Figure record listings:
--------

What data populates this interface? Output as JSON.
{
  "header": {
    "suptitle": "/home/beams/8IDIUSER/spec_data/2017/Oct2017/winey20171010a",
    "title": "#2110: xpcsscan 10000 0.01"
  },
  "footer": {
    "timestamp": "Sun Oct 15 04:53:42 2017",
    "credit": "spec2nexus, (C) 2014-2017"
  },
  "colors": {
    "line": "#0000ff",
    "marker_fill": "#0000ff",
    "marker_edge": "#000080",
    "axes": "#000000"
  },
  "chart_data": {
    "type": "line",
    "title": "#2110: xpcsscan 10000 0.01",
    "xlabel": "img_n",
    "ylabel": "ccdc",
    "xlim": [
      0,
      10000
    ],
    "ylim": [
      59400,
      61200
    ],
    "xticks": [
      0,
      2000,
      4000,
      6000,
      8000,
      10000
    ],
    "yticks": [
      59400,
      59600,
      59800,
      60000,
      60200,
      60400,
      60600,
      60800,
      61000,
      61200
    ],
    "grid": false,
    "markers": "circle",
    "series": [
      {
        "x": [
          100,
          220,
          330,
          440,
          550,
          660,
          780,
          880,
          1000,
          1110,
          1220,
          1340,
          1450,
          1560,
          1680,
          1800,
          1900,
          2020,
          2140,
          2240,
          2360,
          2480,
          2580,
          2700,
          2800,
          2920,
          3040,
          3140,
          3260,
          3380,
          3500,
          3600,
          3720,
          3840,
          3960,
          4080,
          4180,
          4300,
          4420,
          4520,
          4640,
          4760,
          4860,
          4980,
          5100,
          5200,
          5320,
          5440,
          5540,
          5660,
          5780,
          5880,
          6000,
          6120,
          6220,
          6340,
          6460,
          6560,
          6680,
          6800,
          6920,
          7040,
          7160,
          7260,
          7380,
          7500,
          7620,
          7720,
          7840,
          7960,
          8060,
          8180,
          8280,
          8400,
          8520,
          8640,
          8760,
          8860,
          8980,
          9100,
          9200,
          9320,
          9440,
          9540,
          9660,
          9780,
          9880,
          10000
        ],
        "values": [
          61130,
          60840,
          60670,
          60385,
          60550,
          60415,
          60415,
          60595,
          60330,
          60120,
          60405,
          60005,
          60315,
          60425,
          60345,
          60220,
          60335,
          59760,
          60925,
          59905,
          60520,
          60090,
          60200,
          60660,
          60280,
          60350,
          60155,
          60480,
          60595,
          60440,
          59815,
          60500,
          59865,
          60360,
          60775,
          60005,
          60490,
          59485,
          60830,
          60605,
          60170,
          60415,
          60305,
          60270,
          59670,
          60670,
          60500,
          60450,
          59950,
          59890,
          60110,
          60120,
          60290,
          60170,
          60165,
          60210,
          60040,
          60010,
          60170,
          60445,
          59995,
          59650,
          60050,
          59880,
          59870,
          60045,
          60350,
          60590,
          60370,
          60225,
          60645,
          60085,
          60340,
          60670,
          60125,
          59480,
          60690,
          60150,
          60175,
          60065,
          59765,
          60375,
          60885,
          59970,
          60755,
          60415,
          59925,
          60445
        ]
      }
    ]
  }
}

--------

**WHAT TO PRODUCE**
Say the number of lines in the listing that hold "xpcsscan", with no added words.

**EXERCISE RESULT**
2